=== PROVIDED DATA ===
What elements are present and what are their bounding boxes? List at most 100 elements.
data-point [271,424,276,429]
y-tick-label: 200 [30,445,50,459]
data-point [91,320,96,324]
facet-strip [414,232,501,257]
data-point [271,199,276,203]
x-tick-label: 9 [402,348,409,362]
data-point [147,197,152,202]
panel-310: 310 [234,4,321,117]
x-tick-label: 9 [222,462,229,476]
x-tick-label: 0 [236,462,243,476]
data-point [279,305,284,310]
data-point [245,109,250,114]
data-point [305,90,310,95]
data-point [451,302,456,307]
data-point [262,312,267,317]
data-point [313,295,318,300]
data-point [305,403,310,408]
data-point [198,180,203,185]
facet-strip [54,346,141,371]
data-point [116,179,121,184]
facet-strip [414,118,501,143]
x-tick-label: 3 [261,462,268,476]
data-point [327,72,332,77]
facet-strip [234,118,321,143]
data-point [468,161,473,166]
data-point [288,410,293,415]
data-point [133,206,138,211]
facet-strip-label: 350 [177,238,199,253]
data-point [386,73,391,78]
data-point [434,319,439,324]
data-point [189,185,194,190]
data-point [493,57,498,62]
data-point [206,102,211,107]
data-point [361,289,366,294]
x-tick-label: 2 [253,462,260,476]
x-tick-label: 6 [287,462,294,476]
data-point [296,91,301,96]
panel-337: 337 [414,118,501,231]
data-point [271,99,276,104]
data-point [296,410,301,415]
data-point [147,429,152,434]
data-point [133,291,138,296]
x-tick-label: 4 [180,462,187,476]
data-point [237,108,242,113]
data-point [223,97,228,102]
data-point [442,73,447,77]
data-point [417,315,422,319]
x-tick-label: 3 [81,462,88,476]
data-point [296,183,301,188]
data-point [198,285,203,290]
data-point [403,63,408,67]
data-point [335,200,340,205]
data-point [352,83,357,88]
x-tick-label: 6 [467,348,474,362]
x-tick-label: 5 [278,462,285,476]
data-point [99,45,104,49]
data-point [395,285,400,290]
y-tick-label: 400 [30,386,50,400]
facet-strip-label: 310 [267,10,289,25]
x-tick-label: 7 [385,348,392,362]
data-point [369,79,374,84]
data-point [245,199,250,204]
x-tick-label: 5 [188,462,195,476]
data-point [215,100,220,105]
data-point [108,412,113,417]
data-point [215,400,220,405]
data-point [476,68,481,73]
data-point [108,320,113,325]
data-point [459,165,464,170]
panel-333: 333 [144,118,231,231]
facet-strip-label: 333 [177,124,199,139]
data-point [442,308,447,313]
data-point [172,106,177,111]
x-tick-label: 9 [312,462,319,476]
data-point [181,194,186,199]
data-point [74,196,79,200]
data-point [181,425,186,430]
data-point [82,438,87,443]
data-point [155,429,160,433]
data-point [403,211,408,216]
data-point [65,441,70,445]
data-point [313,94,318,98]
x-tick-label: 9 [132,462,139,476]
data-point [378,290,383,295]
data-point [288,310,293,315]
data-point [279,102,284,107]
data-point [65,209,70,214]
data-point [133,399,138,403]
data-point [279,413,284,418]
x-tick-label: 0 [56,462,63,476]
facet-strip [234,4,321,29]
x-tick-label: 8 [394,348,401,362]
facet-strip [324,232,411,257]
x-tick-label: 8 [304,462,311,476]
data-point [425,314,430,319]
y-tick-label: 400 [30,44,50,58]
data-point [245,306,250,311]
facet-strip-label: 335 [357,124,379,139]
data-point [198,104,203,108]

=== TASK REQUIREMENTS ===
Reproduce the listing above verbatim, from its first line through the line containing "x-tick-label: 9 [402,348,409,362]", including both of those lines.

=== THE RESULT ===
What elements are present and what are their bounding boxes? List at most 100 elements.
data-point [271,424,276,429]
y-tick-label: 200 [30,445,50,459]
data-point [91,320,96,324]
facet-strip [414,232,501,257]
data-point [271,199,276,203]
x-tick-label: 9 [402,348,409,362]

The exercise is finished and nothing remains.